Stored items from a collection
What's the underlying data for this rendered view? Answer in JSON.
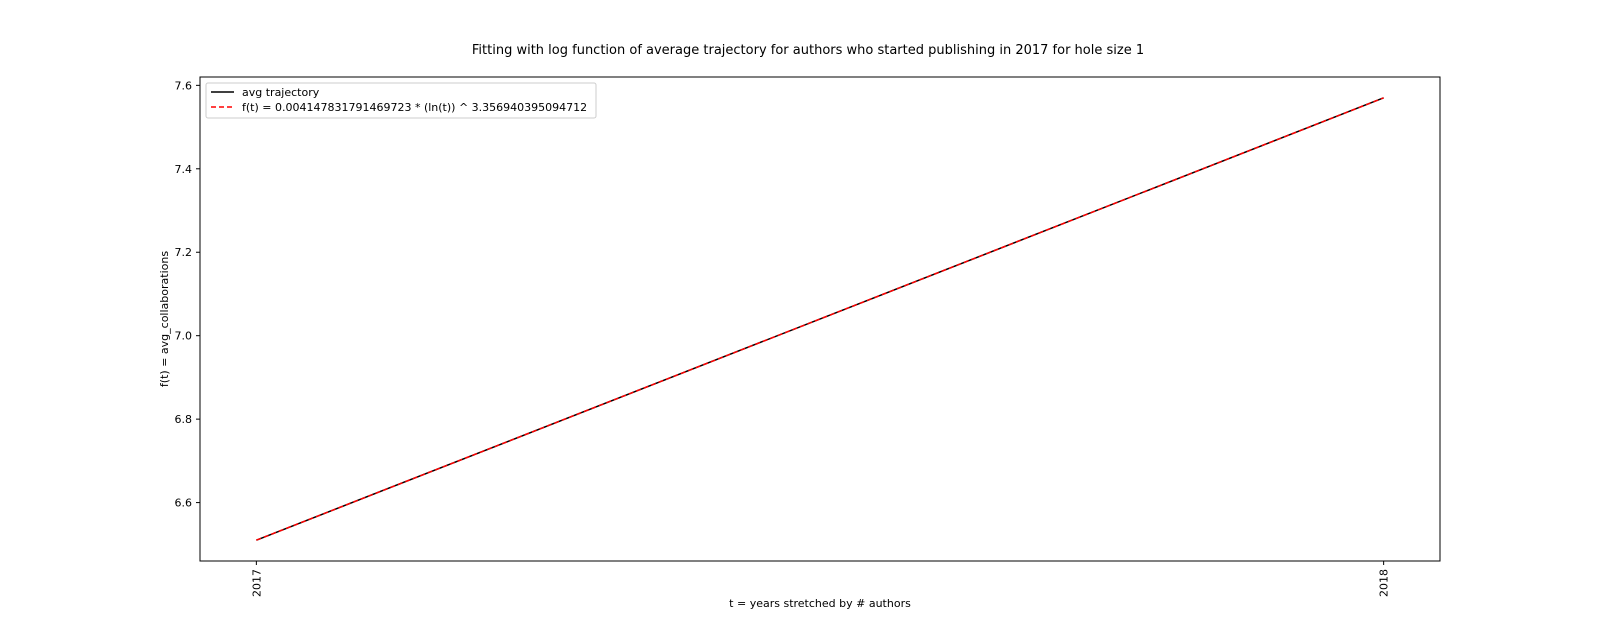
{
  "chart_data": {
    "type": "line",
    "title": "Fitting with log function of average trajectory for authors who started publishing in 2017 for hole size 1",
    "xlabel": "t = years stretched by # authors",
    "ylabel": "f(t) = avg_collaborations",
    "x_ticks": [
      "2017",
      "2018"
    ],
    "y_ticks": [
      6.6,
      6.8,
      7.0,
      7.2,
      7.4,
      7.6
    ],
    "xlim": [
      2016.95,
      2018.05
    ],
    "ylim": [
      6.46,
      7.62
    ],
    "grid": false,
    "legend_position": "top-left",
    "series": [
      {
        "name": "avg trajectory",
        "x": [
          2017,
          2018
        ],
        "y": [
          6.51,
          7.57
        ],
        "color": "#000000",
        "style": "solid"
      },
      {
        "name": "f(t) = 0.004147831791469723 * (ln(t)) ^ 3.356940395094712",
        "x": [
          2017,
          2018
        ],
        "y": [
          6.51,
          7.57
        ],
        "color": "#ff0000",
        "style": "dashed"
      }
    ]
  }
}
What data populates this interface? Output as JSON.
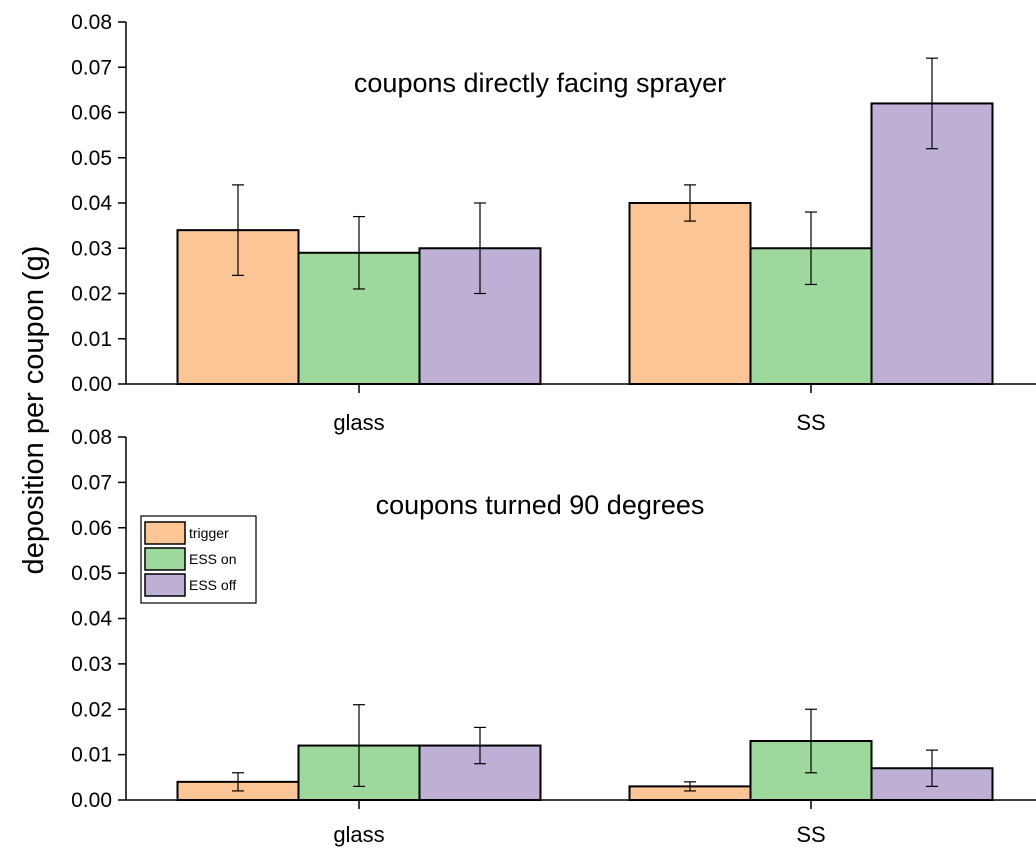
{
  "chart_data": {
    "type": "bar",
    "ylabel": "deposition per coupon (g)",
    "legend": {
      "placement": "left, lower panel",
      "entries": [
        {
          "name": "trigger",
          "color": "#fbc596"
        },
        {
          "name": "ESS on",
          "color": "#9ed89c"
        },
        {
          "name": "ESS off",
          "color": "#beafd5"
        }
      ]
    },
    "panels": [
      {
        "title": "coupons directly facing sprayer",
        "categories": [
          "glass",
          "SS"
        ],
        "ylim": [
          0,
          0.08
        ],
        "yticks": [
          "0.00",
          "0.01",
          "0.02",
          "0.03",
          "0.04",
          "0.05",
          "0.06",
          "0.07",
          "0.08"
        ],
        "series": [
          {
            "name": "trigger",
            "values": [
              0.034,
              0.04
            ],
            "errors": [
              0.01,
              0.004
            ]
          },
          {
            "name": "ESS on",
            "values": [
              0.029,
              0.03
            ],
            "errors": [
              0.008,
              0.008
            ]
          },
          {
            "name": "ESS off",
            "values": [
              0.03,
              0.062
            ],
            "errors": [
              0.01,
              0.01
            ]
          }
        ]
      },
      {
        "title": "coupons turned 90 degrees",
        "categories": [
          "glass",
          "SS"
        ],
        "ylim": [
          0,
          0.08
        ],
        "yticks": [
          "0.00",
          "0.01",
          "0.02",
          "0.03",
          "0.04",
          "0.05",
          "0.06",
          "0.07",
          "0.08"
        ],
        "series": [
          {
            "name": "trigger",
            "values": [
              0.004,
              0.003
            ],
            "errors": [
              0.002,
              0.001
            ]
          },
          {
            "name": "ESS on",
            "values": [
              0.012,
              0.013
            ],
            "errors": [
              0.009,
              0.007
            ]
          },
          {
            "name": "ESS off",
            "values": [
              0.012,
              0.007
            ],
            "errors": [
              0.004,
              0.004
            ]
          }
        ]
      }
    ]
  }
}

Required task ->
Show every line where the string "name" appears.

Task output ->
        "name": "avg trajectory",
        "name": "f(t) = 0.004147831791469723 * (ln(t)) ^ 3.356940395094712",
          "name": "trigger",
          "name": "ESS on",
          "name": "ESS off",
            "name": "trigger",
            "name": "ESS on",
            "name": "ESS off",
            "name": "trigger",
            "name": "ESS on",
            "name": "ESS off",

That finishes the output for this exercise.